* [EXTRACTED RECORDS]:
%%

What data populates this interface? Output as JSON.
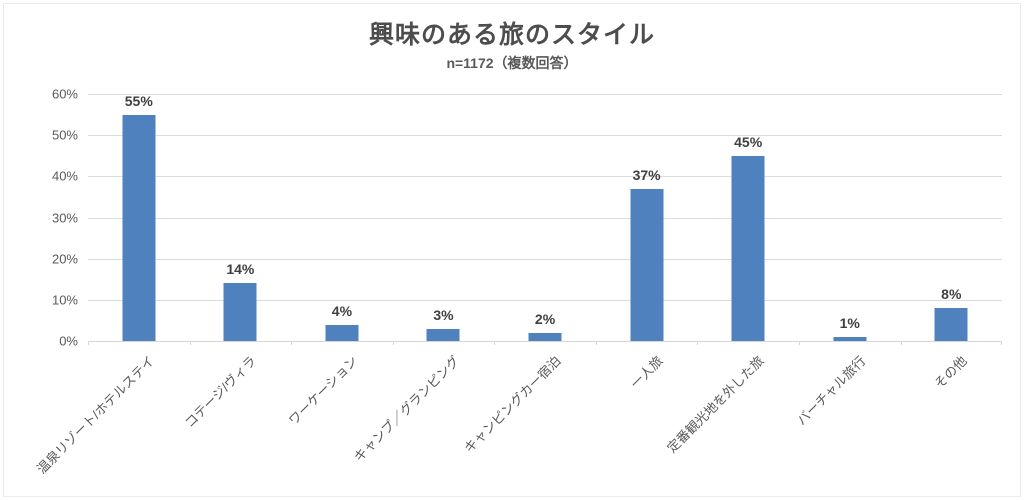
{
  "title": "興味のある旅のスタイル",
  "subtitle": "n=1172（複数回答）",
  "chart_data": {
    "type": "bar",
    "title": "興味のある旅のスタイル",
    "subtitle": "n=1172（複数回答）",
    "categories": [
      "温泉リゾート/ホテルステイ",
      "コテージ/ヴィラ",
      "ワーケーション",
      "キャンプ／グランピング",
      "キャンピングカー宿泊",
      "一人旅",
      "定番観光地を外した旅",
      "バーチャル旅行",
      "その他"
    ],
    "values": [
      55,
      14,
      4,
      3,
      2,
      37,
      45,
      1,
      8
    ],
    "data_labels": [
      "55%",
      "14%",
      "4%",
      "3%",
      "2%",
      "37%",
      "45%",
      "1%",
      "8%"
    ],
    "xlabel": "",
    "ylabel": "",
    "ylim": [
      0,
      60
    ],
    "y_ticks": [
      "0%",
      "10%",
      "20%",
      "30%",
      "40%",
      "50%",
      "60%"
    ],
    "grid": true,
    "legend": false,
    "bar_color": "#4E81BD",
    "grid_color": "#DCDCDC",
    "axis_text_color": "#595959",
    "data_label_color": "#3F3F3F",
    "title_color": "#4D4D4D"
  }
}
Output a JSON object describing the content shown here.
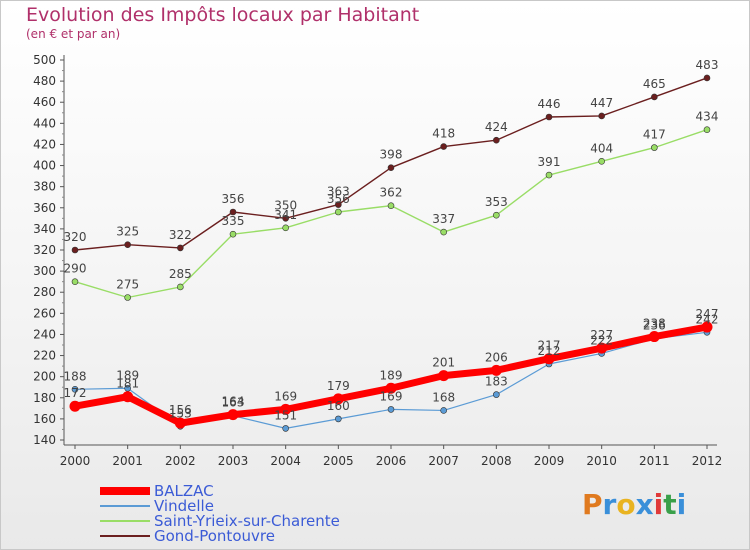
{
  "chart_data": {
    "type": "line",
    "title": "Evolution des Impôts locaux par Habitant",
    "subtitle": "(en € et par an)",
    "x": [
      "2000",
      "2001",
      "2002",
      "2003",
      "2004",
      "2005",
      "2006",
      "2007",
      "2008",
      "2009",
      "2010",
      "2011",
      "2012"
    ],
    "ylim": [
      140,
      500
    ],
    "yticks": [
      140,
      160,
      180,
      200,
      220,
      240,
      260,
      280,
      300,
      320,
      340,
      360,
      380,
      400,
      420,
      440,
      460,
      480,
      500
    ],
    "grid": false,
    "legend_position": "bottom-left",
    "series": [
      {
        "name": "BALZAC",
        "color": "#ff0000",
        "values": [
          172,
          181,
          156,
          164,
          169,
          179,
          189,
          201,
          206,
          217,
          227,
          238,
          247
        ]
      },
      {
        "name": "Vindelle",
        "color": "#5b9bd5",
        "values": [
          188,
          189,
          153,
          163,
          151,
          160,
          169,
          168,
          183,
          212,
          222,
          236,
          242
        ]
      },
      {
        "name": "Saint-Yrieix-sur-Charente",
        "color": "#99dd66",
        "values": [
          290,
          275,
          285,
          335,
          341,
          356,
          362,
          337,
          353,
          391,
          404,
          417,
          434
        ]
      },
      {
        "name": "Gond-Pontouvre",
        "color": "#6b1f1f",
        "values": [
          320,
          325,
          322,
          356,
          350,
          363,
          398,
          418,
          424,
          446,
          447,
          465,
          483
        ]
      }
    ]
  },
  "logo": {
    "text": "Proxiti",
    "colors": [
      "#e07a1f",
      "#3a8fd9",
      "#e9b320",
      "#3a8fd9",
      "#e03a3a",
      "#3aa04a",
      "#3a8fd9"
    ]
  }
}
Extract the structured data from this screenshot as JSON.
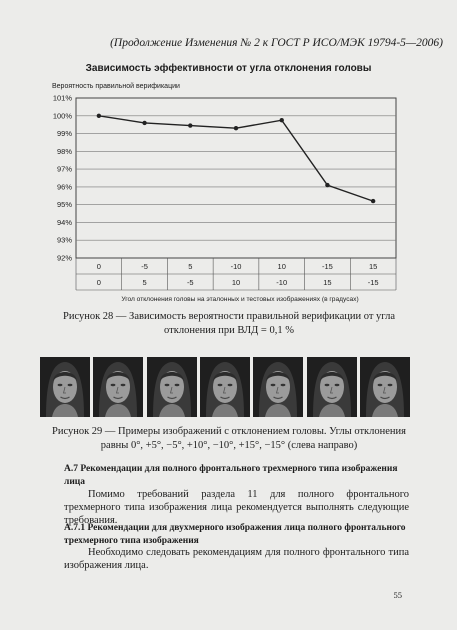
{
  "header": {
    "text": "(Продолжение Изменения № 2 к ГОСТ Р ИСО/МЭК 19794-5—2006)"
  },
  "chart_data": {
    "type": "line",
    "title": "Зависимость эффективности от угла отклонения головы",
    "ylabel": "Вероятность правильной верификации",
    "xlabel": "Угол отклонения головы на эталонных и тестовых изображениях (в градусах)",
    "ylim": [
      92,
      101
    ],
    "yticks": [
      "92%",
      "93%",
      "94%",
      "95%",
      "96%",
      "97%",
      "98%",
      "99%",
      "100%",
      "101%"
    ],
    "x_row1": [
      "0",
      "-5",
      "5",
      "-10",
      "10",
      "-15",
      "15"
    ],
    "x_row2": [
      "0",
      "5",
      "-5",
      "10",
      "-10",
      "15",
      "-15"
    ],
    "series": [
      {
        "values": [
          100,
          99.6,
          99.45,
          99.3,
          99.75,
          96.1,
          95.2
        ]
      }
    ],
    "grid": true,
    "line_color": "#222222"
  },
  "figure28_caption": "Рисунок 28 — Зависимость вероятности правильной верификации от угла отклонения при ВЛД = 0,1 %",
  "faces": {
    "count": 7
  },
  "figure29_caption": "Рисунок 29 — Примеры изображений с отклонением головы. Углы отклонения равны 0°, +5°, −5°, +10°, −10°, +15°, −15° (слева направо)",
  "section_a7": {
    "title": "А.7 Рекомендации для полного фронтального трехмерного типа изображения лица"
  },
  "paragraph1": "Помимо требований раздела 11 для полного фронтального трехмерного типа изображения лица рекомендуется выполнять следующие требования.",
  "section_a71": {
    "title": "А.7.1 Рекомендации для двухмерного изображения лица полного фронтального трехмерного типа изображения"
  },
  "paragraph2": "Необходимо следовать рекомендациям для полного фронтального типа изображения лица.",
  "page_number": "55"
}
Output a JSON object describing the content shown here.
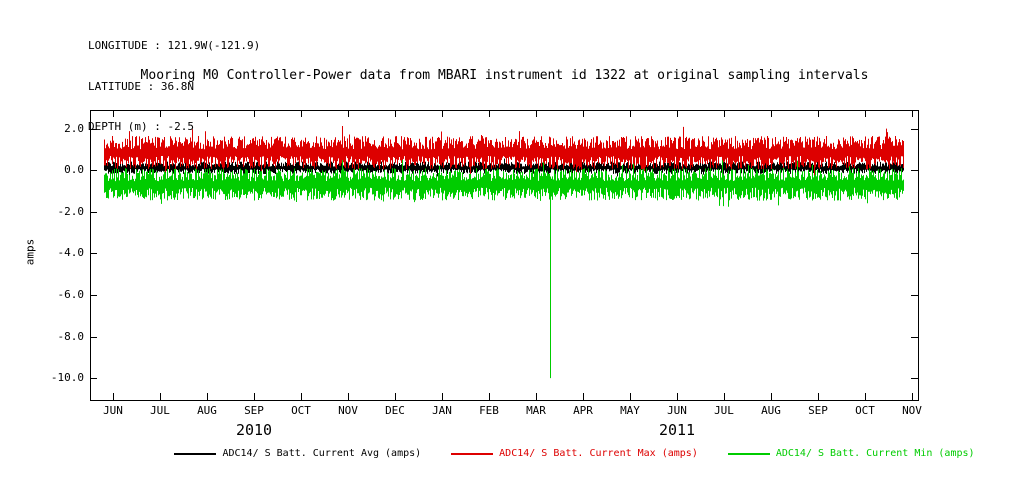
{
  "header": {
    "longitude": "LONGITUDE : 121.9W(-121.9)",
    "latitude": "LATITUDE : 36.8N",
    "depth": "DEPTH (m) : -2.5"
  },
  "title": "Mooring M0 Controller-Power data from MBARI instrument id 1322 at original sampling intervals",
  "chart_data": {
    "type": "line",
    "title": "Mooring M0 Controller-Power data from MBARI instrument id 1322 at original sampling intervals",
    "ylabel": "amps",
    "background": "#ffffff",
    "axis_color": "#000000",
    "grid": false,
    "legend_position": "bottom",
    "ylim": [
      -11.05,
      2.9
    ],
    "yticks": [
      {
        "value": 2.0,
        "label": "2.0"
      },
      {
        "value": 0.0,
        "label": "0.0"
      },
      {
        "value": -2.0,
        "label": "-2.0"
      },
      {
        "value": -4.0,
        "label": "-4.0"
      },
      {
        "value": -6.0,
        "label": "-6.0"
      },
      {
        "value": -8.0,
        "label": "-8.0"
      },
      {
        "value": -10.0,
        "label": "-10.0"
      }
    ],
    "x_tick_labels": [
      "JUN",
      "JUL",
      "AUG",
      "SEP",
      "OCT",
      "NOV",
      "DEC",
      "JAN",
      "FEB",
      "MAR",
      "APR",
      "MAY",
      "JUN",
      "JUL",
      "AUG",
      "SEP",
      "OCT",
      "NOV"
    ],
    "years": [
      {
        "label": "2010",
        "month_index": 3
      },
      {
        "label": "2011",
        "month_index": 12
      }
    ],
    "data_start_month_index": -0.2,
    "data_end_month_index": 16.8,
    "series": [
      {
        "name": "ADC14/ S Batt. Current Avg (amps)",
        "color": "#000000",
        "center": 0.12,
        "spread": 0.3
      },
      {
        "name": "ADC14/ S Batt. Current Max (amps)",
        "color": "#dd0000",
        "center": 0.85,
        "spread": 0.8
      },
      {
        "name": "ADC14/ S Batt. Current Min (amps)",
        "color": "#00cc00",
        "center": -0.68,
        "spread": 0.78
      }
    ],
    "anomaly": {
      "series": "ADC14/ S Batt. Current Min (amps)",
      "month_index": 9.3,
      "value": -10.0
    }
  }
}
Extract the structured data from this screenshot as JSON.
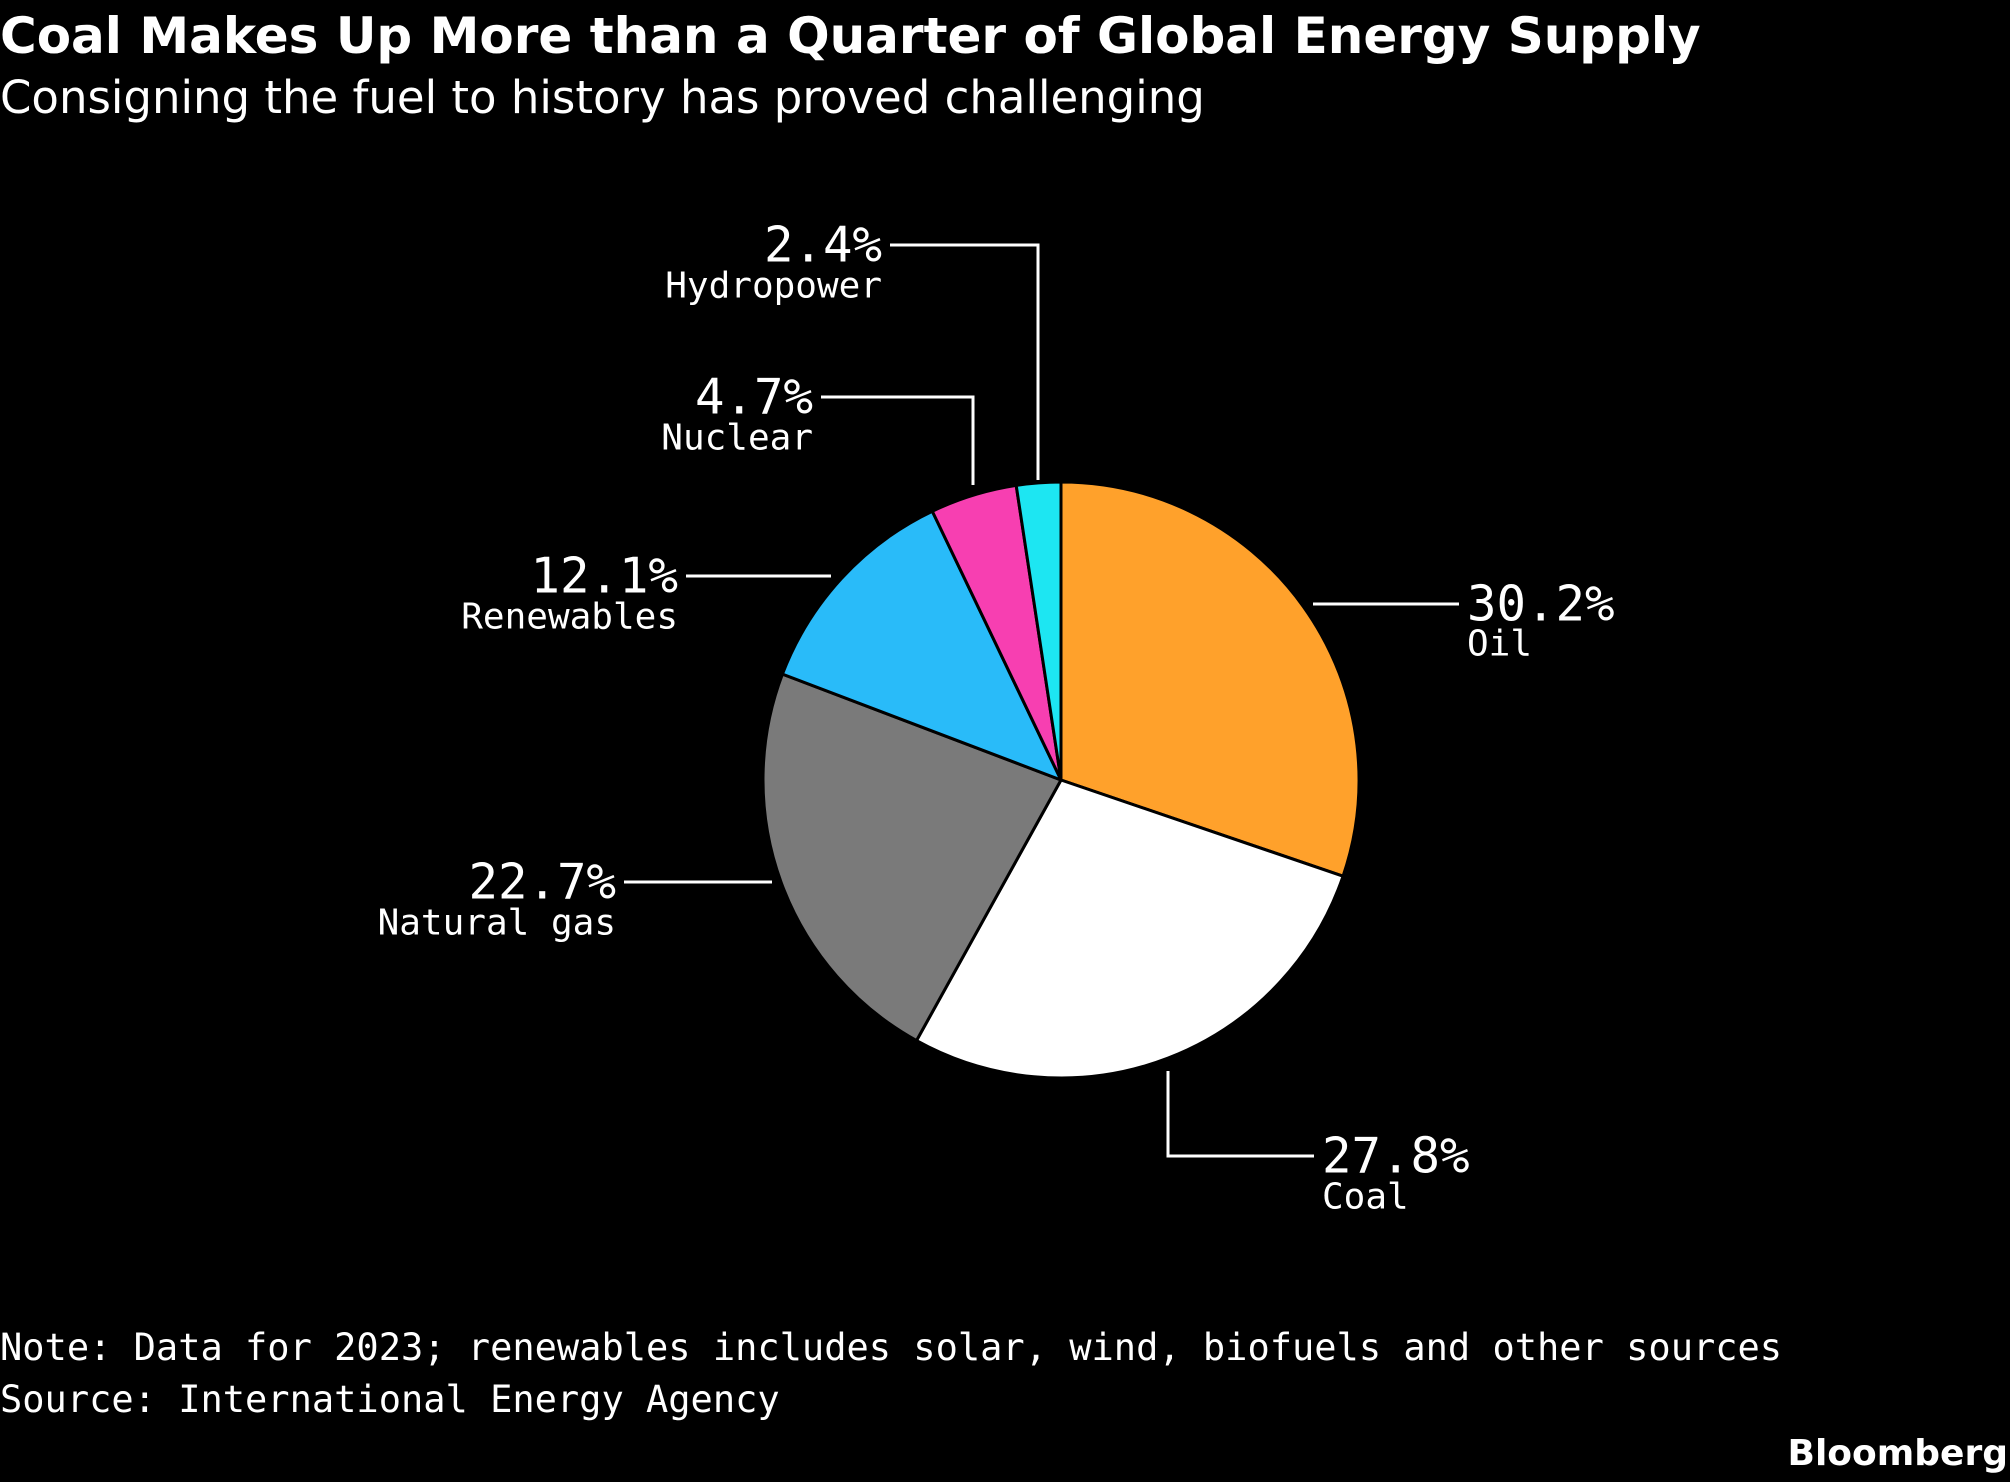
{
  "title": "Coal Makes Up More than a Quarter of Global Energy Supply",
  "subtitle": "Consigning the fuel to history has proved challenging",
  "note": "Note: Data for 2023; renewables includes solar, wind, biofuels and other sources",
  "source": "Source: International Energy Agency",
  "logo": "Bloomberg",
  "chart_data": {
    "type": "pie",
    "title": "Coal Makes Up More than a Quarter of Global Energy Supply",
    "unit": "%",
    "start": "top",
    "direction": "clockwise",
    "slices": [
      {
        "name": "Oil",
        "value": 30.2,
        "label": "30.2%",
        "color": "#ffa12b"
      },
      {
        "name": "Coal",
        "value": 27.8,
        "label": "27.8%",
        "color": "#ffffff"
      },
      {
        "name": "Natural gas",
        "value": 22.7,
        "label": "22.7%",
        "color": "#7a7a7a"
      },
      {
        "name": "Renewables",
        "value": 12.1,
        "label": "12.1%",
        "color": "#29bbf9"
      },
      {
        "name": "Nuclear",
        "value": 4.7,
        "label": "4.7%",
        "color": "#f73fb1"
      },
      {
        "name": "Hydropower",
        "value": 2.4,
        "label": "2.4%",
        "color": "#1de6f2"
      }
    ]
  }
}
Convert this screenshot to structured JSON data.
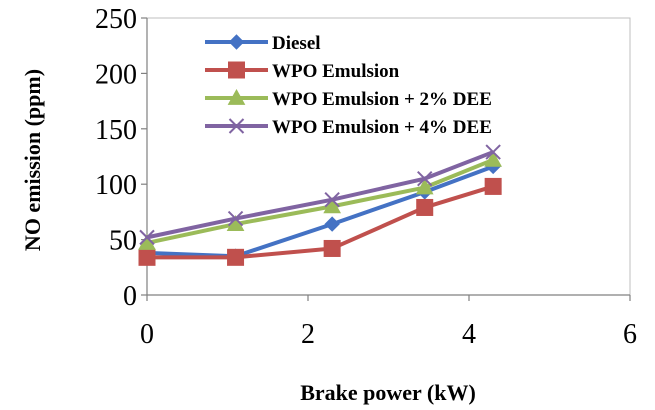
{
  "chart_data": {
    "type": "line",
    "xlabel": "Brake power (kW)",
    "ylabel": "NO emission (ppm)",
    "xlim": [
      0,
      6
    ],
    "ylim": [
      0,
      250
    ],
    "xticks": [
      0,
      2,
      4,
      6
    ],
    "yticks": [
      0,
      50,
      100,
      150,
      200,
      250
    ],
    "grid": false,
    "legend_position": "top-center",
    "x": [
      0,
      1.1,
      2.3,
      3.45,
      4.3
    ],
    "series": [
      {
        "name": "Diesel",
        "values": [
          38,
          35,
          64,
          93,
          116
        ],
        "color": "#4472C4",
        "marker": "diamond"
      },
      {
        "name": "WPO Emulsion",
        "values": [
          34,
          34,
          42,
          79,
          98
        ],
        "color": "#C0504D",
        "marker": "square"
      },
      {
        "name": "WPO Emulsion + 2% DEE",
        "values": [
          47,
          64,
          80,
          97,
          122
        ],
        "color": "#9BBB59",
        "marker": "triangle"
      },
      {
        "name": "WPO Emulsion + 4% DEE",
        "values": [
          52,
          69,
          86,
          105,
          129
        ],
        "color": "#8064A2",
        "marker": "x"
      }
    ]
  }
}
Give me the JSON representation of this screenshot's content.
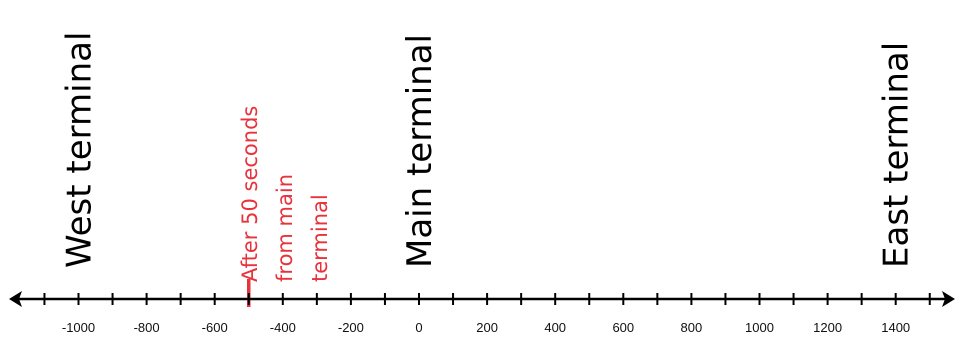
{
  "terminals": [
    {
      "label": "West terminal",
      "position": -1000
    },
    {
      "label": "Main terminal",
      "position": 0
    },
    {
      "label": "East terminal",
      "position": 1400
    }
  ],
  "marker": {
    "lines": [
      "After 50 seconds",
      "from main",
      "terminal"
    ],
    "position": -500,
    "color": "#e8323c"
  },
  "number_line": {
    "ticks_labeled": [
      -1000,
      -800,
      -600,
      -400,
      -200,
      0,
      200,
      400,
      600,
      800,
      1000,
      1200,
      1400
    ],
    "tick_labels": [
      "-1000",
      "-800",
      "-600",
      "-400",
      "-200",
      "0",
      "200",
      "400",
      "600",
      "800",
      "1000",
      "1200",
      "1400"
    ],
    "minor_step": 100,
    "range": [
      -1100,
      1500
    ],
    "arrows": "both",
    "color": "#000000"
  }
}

%%

Count every line of the records that holds "bottom". State the number, nothing else.

* [TASK ANSWER]: 2